Stored data entries
__________
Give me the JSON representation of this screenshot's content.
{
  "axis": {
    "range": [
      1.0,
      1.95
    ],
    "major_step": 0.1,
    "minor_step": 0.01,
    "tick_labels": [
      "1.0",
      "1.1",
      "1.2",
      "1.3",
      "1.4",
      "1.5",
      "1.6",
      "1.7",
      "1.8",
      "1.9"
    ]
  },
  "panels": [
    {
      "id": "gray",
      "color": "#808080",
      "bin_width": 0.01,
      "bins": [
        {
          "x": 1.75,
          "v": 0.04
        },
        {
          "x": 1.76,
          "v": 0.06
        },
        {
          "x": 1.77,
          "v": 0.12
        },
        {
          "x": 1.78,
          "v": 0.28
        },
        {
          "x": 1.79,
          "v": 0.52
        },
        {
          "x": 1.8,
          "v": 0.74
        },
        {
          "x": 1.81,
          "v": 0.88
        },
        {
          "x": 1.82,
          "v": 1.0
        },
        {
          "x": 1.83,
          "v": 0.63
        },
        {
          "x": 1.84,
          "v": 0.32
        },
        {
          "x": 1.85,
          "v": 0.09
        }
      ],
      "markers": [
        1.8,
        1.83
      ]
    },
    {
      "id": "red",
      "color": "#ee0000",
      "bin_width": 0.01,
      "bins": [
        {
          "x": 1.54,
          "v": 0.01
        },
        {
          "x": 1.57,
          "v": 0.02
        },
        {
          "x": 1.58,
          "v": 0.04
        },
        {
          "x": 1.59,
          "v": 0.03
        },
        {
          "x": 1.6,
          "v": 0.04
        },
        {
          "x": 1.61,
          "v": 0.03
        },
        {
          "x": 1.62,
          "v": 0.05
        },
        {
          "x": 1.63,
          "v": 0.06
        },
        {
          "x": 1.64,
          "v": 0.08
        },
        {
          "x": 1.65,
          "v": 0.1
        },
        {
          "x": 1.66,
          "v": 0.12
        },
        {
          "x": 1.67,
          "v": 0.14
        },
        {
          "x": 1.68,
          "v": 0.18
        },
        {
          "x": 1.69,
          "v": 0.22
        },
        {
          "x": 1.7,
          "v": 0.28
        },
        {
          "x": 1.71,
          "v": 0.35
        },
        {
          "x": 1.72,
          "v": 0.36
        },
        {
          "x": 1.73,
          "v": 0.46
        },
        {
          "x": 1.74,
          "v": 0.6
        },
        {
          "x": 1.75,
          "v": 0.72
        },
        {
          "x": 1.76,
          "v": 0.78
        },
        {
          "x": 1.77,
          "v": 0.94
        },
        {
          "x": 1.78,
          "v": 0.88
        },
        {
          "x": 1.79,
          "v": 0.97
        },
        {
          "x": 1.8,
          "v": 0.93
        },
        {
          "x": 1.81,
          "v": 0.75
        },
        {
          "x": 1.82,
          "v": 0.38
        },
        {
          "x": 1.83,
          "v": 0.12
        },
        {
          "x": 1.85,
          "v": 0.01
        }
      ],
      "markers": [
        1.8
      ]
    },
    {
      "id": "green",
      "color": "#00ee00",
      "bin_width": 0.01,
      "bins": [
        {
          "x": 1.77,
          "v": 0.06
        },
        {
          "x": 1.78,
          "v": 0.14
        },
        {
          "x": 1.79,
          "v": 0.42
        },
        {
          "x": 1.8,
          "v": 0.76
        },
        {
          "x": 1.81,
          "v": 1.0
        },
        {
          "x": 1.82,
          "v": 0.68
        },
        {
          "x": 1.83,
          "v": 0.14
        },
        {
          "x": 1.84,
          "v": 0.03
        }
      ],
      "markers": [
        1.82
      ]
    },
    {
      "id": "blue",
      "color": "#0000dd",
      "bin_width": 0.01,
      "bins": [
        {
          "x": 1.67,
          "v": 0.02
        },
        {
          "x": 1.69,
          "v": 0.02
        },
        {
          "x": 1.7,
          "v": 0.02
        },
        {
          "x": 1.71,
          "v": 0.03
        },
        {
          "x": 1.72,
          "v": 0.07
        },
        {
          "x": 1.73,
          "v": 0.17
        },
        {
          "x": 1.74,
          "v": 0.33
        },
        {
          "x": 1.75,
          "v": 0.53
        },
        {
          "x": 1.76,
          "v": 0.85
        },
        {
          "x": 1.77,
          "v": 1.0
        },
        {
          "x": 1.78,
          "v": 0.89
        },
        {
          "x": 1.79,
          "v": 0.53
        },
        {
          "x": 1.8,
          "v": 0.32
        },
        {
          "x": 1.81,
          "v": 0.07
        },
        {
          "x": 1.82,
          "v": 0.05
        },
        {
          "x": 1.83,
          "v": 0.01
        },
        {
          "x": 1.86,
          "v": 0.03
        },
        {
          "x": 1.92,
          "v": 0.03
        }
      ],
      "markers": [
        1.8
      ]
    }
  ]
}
__________
**Short problem:** Copy out every entry again, exactly as it was given.

**Task solution:**
Give me the JSON representation of this screenshot's content.
{
  "axis": {
    "range": [
      1.0,
      1.95
    ],
    "major_step": 0.1,
    "minor_step": 0.01,
    "tick_labels": [
      "1.0",
      "1.1",
      "1.2",
      "1.3",
      "1.4",
      "1.5",
      "1.6",
      "1.7",
      "1.8",
      "1.9"
    ]
  },
  "panels": [
    {
      "id": "gray",
      "color": "#808080",
      "bin_width": 0.01,
      "bins": [
        {
          "x": 1.75,
          "v": 0.04
        },
        {
          "x": 1.76,
          "v": 0.06
        },
        {
          "x": 1.77,
          "v": 0.12
        },
        {
          "x": 1.78,
          "v": 0.28
        },
        {
          "x": 1.79,
          "v": 0.52
        },
        {
          "x": 1.8,
          "v": 0.74
        },
        {
          "x": 1.81,
          "v": 0.88
        },
        {
          "x": 1.82,
          "v": 1.0
        },
        {
          "x": 1.83,
          "v": 0.63
        },
        {
          "x": 1.84,
          "v": 0.32
        },
        {
          "x": 1.85,
          "v": 0.09
        }
      ],
      "markers": [
        1.8,
        1.83
      ]
    },
    {
      "id": "red",
      "color": "#ee0000",
      "bin_width": 0.01,
      "bins": [
        {
          "x": 1.54,
          "v": 0.01
        },
        {
          "x": 1.57,
          "v": 0.02
        },
        {
          "x": 1.58,
          "v": 0.04
        },
        {
          "x": 1.59,
          "v": 0.03
        },
        {
          "x": 1.6,
          "v": 0.04
        },
        {
          "x": 1.61,
          "v": 0.03
        },
        {
          "x": 1.62,
          "v": 0.05
        },
        {
          "x": 1.63,
          "v": 0.06
        },
        {
          "x": 1.64,
          "v": 0.08
        },
        {
          "x": 1.65,
          "v": 0.1
        },
        {
          "x": 1.66,
          "v": 0.12
        },
        {
          "x": 1.67,
          "v": 0.14
        },
        {
          "x": 1.68,
          "v": 0.18
        },
        {
          "x": 1.69,
          "v": 0.22
        },
        {
          "x": 1.7,
          "v": 0.28
        },
        {
          "x": 1.71,
          "v": 0.35
        },
        {
          "x": 1.72,
          "v": 0.36
        },
        {
          "x": 1.73,
          "v": 0.46
        },
        {
          "x": 1.74,
          "v": 0.6
        },
        {
          "x": 1.75,
          "v": 0.72
        },
        {
          "x": 1.76,
          "v": 0.78
        },
        {
          "x": 1.77,
          "v": 0.94
        },
        {
          "x": 1.78,
          "v": 0.88
        },
        {
          "x": 1.79,
          "v": 0.97
        },
        {
          "x": 1.8,
          "v": 0.93
        },
        {
          "x": 1.81,
          "v": 0.75
        },
        {
          "x": 1.82,
          "v": 0.38
        },
        {
          "x": 1.83,
          "v": 0.12
        },
        {
          "x": 1.85,
          "v": 0.01
        }
      ],
      "markers": [
        1.8
      ]
    },
    {
      "id": "green",
      "color": "#00ee00",
      "bin_width": 0.01,
      "bins": [
        {
          "x": 1.77,
          "v": 0.06
        },
        {
          "x": 1.78,
          "v": 0.14
        },
        {
          "x": 1.79,
          "v": 0.42
        },
        {
          "x": 1.8,
          "v": 0.76
        },
        {
          "x": 1.81,
          "v": 1.0
        },
        {
          "x": 1.82,
          "v": 0.68
        },
        {
          "x": 1.83,
          "v": 0.14
        },
        {
          "x": 1.84,
          "v": 0.03
        }
      ],
      "markers": [
        1.82
      ]
    },
    {
      "id": "blue",
      "color": "#0000dd",
      "bin_width": 0.01,
      "bins": [
        {
          "x": 1.67,
          "v": 0.02
        },
        {
          "x": 1.69,
          "v": 0.02
        },
        {
          "x": 1.7,
          "v": 0.02
        },
        {
          "x": 1.71,
          "v": 0.03
        },
        {
          "x": 1.72,
          "v": 0.07
        },
        {
          "x": 1.73,
          "v": 0.17
        },
        {
          "x": 1.74,
          "v": 0.33
        },
        {
          "x": 1.75,
          "v": 0.53
        },
        {
          "x": 1.76,
          "v": 0.85
        },
        {
          "x": 1.77,
          "v": 1.0
        },
        {
          "x": 1.78,
          "v": 0.89
        },
        {
          "x": 1.79,
          "v": 0.53
        },
        {
          "x": 1.8,
          "v": 0.32
        },
        {
          "x": 1.81,
          "v": 0.07
        },
        {
          "x": 1.82,
          "v": 0.05
        },
        {
          "x": 1.83,
          "v": 0.01
        },
        {
          "x": 1.86,
          "v": 0.03
        },
        {
          "x": 1.92,
          "v": 0.03
        }
      ],
      "markers": [
        1.8
      ]
    }
  ]
}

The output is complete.